··· DATA PROVIDED ···
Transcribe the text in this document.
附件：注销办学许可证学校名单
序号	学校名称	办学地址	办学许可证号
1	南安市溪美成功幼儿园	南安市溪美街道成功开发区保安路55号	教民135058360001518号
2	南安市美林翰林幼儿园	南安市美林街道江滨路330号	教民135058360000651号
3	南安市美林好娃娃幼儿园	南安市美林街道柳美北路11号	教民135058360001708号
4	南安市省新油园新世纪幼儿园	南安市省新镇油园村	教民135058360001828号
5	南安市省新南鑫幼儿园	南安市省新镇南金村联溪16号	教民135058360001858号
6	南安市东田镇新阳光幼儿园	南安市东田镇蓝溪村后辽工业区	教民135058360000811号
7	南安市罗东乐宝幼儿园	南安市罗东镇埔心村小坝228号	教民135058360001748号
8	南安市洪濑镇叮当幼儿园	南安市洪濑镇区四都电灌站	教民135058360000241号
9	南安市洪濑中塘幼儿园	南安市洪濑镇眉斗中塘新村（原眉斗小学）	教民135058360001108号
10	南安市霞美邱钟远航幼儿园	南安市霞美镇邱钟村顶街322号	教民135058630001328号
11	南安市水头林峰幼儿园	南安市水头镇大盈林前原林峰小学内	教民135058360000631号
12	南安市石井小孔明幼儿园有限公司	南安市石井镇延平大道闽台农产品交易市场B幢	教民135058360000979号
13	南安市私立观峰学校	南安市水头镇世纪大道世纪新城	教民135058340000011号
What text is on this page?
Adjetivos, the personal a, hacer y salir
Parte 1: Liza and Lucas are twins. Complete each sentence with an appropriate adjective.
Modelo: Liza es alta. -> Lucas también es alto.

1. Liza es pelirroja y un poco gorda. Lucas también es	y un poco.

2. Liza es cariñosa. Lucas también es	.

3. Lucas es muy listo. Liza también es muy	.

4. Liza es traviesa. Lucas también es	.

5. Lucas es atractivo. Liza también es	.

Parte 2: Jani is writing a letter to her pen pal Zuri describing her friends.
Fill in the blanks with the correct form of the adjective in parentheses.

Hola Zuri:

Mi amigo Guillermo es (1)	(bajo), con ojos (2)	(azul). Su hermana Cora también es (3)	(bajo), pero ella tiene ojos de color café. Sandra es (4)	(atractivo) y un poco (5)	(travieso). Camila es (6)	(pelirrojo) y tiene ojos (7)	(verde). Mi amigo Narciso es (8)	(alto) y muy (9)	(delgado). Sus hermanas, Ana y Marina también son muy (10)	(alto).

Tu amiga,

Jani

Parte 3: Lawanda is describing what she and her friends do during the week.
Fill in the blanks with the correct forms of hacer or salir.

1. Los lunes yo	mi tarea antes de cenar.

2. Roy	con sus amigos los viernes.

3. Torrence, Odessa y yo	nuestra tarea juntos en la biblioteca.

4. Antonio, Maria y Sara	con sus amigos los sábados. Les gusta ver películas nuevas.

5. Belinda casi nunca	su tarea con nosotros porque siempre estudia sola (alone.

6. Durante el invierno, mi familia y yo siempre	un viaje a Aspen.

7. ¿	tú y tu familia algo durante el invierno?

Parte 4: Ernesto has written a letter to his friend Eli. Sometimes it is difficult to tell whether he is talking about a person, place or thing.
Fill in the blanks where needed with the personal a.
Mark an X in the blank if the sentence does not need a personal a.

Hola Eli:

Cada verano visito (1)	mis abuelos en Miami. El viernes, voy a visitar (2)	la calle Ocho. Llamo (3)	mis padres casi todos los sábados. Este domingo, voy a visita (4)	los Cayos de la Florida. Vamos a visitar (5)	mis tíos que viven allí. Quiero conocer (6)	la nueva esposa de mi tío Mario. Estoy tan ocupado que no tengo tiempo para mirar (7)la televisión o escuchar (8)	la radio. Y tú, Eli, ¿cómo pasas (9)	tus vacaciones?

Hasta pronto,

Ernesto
···
··· DATA PROVIDED ···
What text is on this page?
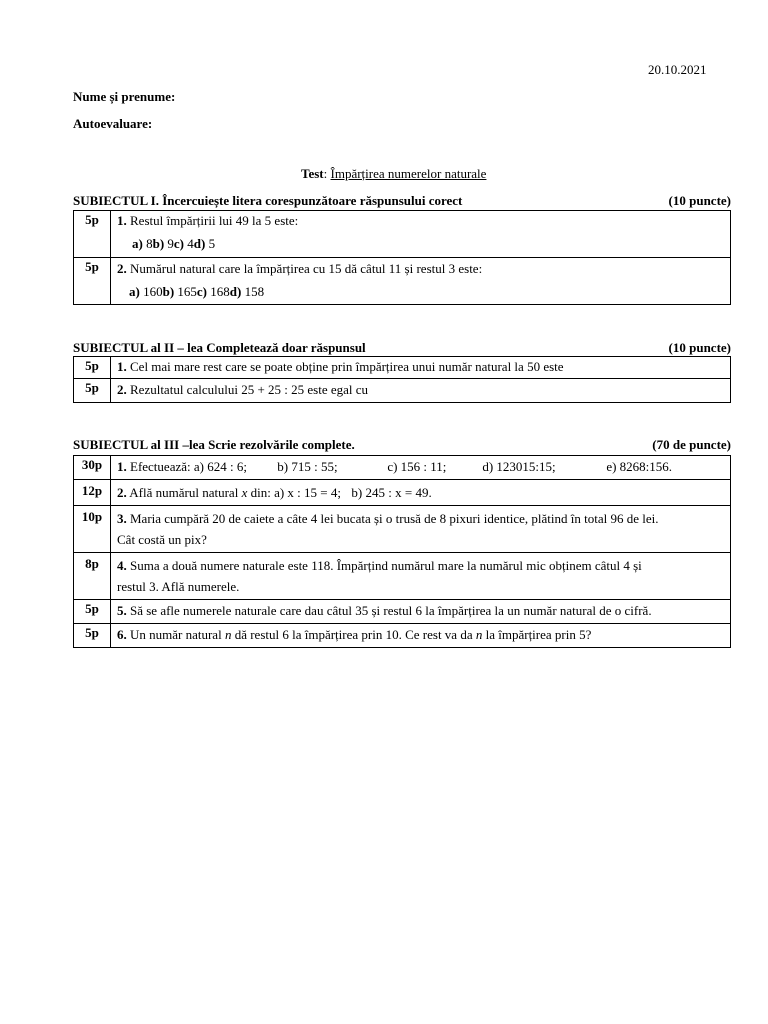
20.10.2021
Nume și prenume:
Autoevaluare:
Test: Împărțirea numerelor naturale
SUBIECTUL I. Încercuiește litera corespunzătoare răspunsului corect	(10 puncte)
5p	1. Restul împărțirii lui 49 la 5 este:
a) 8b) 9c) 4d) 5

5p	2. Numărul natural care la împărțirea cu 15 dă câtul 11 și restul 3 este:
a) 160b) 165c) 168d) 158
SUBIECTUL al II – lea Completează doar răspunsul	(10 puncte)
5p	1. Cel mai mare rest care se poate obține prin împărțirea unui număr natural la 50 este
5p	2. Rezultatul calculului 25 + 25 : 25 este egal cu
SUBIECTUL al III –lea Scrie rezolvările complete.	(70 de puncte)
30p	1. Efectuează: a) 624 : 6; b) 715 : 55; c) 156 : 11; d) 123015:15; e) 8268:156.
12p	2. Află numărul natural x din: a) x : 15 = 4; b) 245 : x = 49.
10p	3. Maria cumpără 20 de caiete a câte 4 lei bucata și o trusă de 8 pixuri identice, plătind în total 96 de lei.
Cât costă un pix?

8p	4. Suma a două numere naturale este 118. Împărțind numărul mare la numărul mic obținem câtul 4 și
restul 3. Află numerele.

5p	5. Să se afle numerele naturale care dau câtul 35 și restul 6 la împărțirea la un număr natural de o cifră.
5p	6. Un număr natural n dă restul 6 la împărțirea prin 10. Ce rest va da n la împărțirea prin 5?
···
WHAT THE EXERCISE ASKS:
Your answer should be a single number: the count of lines in the material above that contain "tarea".

EXPECTED ANSWER:
3